Data excerpts:
--- START ---
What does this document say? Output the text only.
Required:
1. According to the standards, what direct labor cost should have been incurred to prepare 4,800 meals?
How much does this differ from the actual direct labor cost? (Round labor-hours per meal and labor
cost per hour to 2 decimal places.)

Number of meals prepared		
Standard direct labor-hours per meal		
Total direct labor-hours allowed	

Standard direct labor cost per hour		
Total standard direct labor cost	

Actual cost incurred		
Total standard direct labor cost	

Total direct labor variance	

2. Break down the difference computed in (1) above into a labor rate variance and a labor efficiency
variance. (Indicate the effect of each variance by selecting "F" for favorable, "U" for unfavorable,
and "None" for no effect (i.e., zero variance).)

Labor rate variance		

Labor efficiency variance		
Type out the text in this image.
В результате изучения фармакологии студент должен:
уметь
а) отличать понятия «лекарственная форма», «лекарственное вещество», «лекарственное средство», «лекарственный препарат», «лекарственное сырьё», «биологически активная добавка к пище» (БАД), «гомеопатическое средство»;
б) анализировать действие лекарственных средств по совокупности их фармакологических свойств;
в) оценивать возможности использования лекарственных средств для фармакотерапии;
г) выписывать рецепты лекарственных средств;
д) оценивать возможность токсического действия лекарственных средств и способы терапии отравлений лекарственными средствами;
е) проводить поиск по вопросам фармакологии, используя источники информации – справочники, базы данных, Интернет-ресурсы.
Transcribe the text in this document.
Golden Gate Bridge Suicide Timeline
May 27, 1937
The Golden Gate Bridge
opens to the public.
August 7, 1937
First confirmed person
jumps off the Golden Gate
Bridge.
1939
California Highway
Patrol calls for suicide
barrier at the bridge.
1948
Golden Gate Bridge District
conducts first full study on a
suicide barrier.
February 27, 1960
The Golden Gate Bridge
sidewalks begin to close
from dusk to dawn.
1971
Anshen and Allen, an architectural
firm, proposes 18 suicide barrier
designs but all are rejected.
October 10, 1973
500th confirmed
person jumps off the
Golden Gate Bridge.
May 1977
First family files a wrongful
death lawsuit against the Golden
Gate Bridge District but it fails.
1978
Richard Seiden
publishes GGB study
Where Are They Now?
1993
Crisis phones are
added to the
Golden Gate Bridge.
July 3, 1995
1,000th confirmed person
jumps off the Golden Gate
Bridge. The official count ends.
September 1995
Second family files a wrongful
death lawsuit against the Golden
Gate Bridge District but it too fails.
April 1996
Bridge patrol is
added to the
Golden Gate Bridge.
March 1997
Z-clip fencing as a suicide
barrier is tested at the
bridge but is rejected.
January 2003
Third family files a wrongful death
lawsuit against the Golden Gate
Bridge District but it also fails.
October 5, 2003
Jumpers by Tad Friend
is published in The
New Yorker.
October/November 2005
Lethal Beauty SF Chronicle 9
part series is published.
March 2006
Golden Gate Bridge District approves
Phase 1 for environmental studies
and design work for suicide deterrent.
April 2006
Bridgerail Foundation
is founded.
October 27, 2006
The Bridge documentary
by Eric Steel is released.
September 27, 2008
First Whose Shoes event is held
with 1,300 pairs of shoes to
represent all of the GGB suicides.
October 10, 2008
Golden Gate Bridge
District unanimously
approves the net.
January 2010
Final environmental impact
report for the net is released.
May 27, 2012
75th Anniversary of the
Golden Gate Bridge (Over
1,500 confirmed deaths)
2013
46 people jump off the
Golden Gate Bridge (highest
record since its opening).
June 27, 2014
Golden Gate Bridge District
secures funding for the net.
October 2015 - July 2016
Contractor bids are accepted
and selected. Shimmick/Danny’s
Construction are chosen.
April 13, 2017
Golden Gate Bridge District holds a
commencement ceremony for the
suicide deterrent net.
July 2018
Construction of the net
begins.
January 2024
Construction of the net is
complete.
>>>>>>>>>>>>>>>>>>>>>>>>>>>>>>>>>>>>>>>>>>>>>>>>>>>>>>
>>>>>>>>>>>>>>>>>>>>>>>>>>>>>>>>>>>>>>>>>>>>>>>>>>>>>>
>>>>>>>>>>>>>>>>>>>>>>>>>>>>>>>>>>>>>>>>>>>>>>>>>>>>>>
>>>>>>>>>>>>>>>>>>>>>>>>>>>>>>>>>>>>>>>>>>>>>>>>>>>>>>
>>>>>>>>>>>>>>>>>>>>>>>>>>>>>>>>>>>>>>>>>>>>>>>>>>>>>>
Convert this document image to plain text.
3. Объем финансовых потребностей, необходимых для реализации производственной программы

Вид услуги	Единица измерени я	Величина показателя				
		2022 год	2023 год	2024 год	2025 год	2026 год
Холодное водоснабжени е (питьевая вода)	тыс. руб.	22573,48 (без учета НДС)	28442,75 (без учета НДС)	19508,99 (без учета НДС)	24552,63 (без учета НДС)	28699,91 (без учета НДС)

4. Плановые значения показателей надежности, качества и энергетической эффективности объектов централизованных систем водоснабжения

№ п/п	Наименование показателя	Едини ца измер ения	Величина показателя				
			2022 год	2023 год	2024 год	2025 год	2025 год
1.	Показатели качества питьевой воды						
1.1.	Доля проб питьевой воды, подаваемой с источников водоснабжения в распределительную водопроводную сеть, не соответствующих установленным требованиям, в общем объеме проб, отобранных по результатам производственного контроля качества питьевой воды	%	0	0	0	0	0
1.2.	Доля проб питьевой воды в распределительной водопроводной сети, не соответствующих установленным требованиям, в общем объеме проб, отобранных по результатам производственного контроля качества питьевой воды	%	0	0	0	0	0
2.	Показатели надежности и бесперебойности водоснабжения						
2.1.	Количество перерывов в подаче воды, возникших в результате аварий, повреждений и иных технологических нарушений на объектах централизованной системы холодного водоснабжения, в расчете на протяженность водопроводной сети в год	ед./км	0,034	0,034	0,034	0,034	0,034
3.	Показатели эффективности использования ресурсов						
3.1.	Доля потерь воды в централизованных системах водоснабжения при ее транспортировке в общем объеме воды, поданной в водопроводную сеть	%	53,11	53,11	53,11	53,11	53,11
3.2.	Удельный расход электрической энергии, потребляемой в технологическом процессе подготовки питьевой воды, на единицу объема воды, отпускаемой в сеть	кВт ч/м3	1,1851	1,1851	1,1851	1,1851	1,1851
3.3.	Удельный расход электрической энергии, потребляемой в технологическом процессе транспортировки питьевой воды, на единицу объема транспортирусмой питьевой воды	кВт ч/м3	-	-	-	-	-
--- END ---
Print again each line of the listing above, exactly as it appears.

The answer:
What does this document say? Output the text only.
Required:
1. According to the standards, what direct labor cost should have been incurred to prepare 4,800 meals?
How much does this differ from the actual direct labor cost? (Round labor-hours per meal and labor
cost per hour to 2 decimal places.)

Number of meals prepared		
Standard direct labor-hours per meal		
Total direct labor-hours allowed	

Standard direct labor cost per hour		
Total standard direct labor cost	

Actual cost incurred		
Total standard direct labor cost	

Total direct labor variance	

2. Break down the difference computed in (1) above into a labor rate variance and a labor efficiency
variance. (Indicate the effect of each variance by selecting "F" for favorable, "U" for unfavorable,
and "None" for no effect (i.e., zero variance).)

Labor rate variance		

Labor efficiency variance		
Type out the text in this image.
В результате изучения фармакологии студент должен:
уметь
а) отличать понятия «лекарственная форма», «лекарственное вещество», «лекарственное средство», «лекарственный препарат», «лекарственное сырьё», «биологически активная добавка к пище» (БАД), «гомеопатическое средство»;
б) анализировать действие лекарственных средств по совокупности их фармакологических свойств;
в) оценивать возможности использования лекарственных средств для фармакотерапии;
г) выписывать рецепты лекарственных средств;
д) оценивать возможность токсического действия лекарственных средств и способы терапии отравлений лекарственными средствами;
е) проводить поиск по вопросам фармакологии, используя источники информации – справочники, базы данных, Интернет-ресурсы.
Transcribe the text in this document.
Golden Gate Bridge Suicide Timeline
May 27, 1937
The Golden Gate Bridge
opens to the public.
August 7, 1937
First confirmed person
jumps off the Golden Gate
Bridge.
1939
California Highway
Patrol calls for suicide
barrier at the bridge.
1948
Golden Gate Bridge District
conducts first full study on a
suicide barrier.
February 27, 1960
The Golden Gate Bridge
sidewalks begin to close
from dusk to dawn.
1971
Anshen and Allen, an architectural
firm, proposes 18 suicide barrier
designs but all are rejected.
October 10, 1973
500th confirmed
person jumps off the
Golden Gate Bridge.
May 1977
First family files a wrongful
death lawsuit against the Golden
Gate Bridge District but it fails.
1978
Richard Seiden
publishes GGB study
Where Are They Now?
1993
Crisis phones are
added to the
Golden Gate Bridge.
July 3, 1995
1,000th confirmed person
jumps off the Golden Gate
Bridge. The official count ends.
September 1995
Second family files a wrongful
death lawsuit against the Golden
Gate Bridge District but it too fails.
April 1996
Bridge patrol is
added to the
Golden Gate Bridge.
March 1997
Z-clip fencing as a suicide
barrier is tested at the
bridge but is rejected.
January 2003
Third family files a wrongful death
lawsuit against the Golden Gate
Bridge District but it also fails.
October 5, 2003
Jumpers by Tad Friend
is published in The
New Yorker.
October/November 2005
Lethal Beauty SF Chronicle 9
part series is published.
March 2006
Golden Gate Bridge District approves
Phase 1 for environmental studies
and design work for suicide deterrent.
April 2006
Bridgerail Foundation
is founded.
October 27, 2006
The Bridge documentary
by Eric Steel is released.
September 27, 2008
First Whose Shoes event is held
with 1,300 pairs of shoes to
represent all of the GGB suicides.
October 10, 2008
Golden Gate Bridge
District unanimously
approves the net.
January 2010
Final environmental impact
report for the net is released.
May 27, 2012
75th Anniversary of the
Golden Gate Bridge (Over
1,500 confirmed deaths)
2013
46 people jump off the
Golden Gate Bridge (highest
record since its opening).
June 27, 2014
Golden Gate Bridge District
secures funding for the net.
October 2015 - July 2016
Contractor bids are accepted
and selected. Shimmick/Danny’s
Construction are chosen.
April 13, 2017
Golden Gate Bridge District holds a
commencement ceremony for the
suicide deterrent net.
July 2018
Construction of the net
begins.
January 2024
Construction of the net is
complete.
>>>>>>>>>>>>>>>>>>>>>>>>>>>>>>>>>>>>>>>>>>>>>>>>>>>>>>
>>>>>>>>>>>>>>>>>>>>>>>>>>>>>>>>>>>>>>>>>>>>>>>>>>>>>>
>>>>>>>>>>>>>>>>>>>>>>>>>>>>>>>>>>>>>>>>>>>>>>>>>>>>>>
>>>>>>>>>>>>>>>>>>>>>>>>>>>>>>>>>>>>>>>>>>>>>>>>>>>>>>
>>>>>>>>>>>>>>>>>>>>>>>>>>>>>>>>>>>>>>>>>>>>>>>>>>>>>>
Convert this document image to plain text.
3. Объем финансовых потребностей, необходимых для реализации производственной программы

Вид услуги	Единица измерени я	Величина показателя				
		2022 год	2023 год	2024 год	2025 год	2026 год
Холодное водоснабжени е (питьевая вода)	тыс. руб.	22573,48 (без учета НДС)	28442,75 (без учета НДС)	19508,99 (без учета НДС)	24552,63 (без учета НДС)	28699,91 (без учета НДС)

4. Плановые значения показателей надежности, качества и энергетической эффективности объектов централизованных систем водоснабжения

№ п/п	Наименование показателя	Едини ца измер ения	Величина показателя				
			2022 год	2023 год	2024 год	2025 год	2025 год
1.	Показатели качества питьевой воды						
1.1.	Доля проб питьевой воды, подаваемой с источников водоснабжения в распределительную водопроводную сеть, не соответствующих установленным требованиям, в общем объеме проб, отобранных по результатам производственного контроля качества питьевой воды	%	0	0	0	0	0
1.2.	Доля проб питьевой воды в распределительной водопроводной сети, не соответствующих установленным требованиям, в общем объеме проб, отобранных по результатам производственного контроля качества питьевой воды	%	0	0	0	0	0
2.	Показатели надежности и бесперебойности водоснабжения						
2.1.	Количество перерывов в подаче воды, возникших в результате аварий, повреждений и иных технологических нарушений на объектах централизованной системы холодного водоснабжения, в расчете на протяженность водопроводной сети в год	ед./км	0,034	0,034	0,034	0,034	0,034
3.	Показатели эффективности использования ресурсов						
3.1.	Доля потерь воды в централизованных системах водоснабжения при ее транспортировке в общем объеме воды, поданной в водопроводную сеть	%	53,11	53,11	53,11	53,11	53,11
3.2.	Удельный расход электрической энергии, потребляемой в технологическом процессе подготовки питьевой воды, на единицу объема воды, отпускаемой в сеть	кВт ч/м3	1,1851	1,1851	1,1851	1,1851	1,1851
3.3.	Удельный расход электрической энергии, потребляемой в технологическом процессе транспортировки питьевой воды, на единицу объема транспортирусмой питьевой воды	кВт ч/м3	-	-	-	-	-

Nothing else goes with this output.